◆ WRITTEN TASK: Gather the lines below that include the string "三个代表", copying each in full.

◆ AVAILABLE DATA:
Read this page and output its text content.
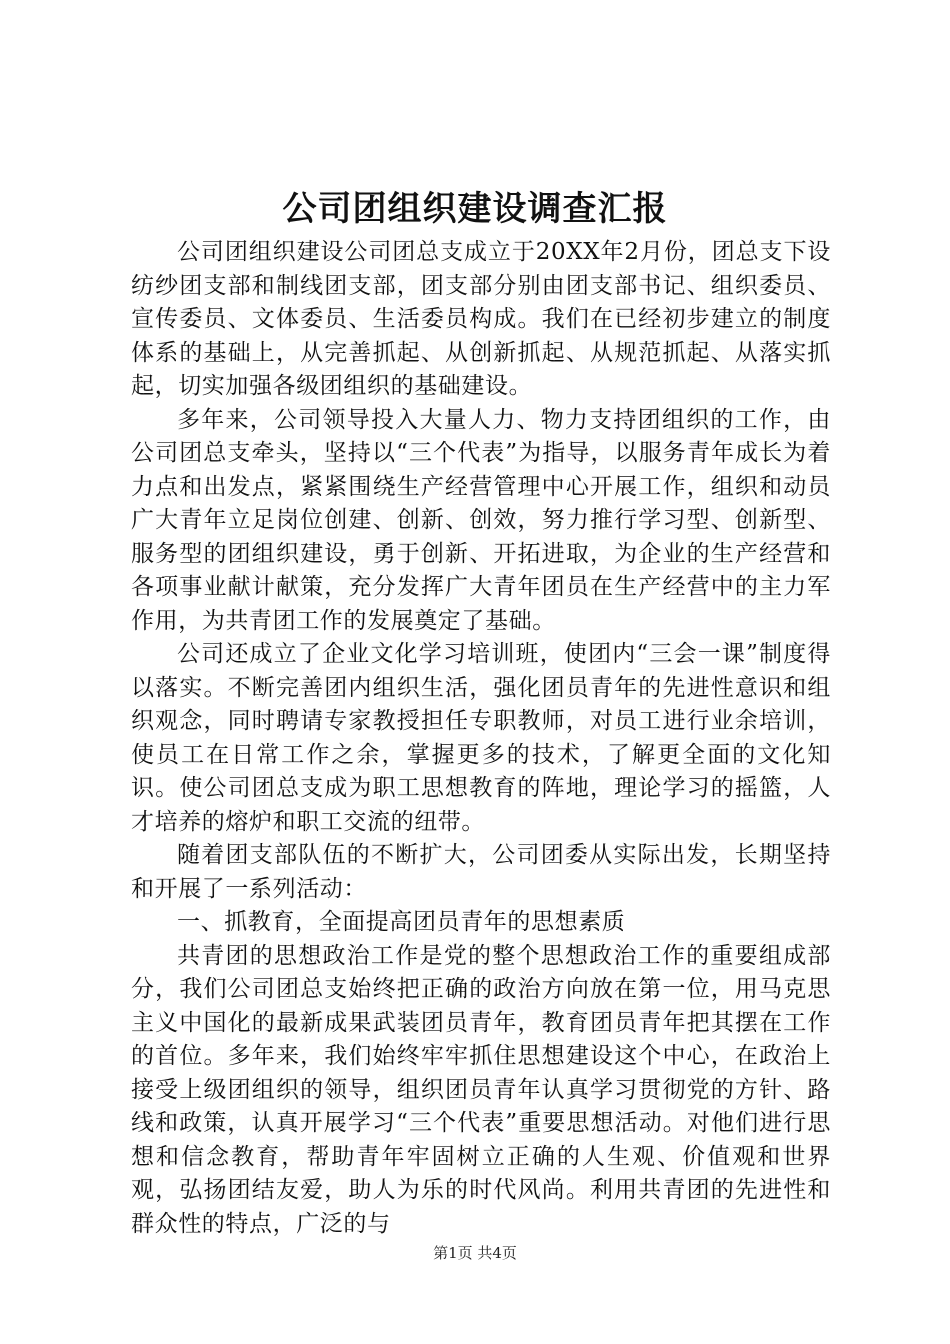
公司团组织建设调查汇报

公司团组织建设公司团总支成立于20XX年2月份，团总支下设纺纱团支部和制线团支部，团支部分别由团支部书记、组织委员、宣传委员、文体委员、生活委员构成。我们在已经初步建立的制度体系的基础上，从完善抓起、从创新抓起、从规范抓起、从落实抓起，切实加强各级团组织的基础建设。

多年来，公司领导投入大量人力、物力支持团组织的工作，由公司团总支牵头，坚持以“三个代表”为指导，以服务青年成长为着力点和出发点，紧紧围绕生产经营管理中心开展工作，组织和动员广大青年立足岗位创建、创新、创效，努力推行学习型、创新型、服务型的团组织建设，勇于创新、开拓进取，为企业的生产经营和各项事业献计献策，充分发挥广大青年团员在生产经营中的主力军作用，为共青团工作的发展奠定了基础。

公司还成立了企业文化学习培训班，使团内“三会一课”制度得以落实。不断完善团内组织生活，强化团员青年的先进性意识和组织观念，同时聘请专家教授担任专职教师，对员工进行业余培训，使员工在日常工作之余，掌握更多的技术，了解更全面的文化知识。使公司团总支成为职工思想教育的阵地，理论学习的摇篮，人才培养的熔炉和职工交流的纽带。

随着团支部队伍的不断扩大，公司团委从实际出发，长期坚持和开展了一系列活动：

一、抓教育，全面提高团员青年的思想素质

共青团的思想政治工作是党的整个思想政治工作的重要组成部分，我们公司团总支始终把正确的政治方向放在第一位，用马克思主义中国化的最新成果武装团员青年，教育团员青年把其摆在工作的首位。多年来，我们始终牢牢抓住思想建设这个中心，在政治上接受上级团组织的领导，组织团员青年认真学习贯彻党的方针、路线和政策，认真开展学习“三个代表”重要思想活动。对他们进行思想和信念教育，帮助青年牢固树立正确的人生观、价值观和世界观，弘扬团结友爱，助人为乐的时代风尚。利用共青团的先进性和群众性的特点，广泛的与

第1页 共4页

◆ REPLY TO THE EXERCISE:
多年来，公司领导投入大量人力、物力支持团组织的工作，由公司团总支牵头，坚持以“三个代表”为指导，以服务青年成长为着力点和出发点，紧紧围绕生产经营管理中心开展工作，组织和动员广大青年立足岗位创建、创新、创效，努力推行学习型、创新型、服务型的团组织建设，勇于创新、开拓进取，为企业的生产经营和各项事业献计献策，充分发挥广大青年团员在生产经营中的主力军作用，为共青团工作的发展奠定了基础。
共青团的思想政治工作是党的整个思想政治工作的重要组成部分，我们公司团总支始终把正确的政治方向放在第一位，用马克思主义中国化的最新成果武装团员青年，教育团员青年把其摆在工作的首位。多年来，我们始终牢牢抓住思想建设这个中心，在政治上接受上级团组织的领导，组织团员青年认真学习贯彻党的方针、路线和政策，认真开展学习“三个代表”重要思想活动。对他们进行思想和信念教育，帮助青年牢固树立正确的人生观、价值观和世界观，弘扬团结友爱，助人为乐的时代风尚。利用共青团的先进性和群众性的特点，广泛的与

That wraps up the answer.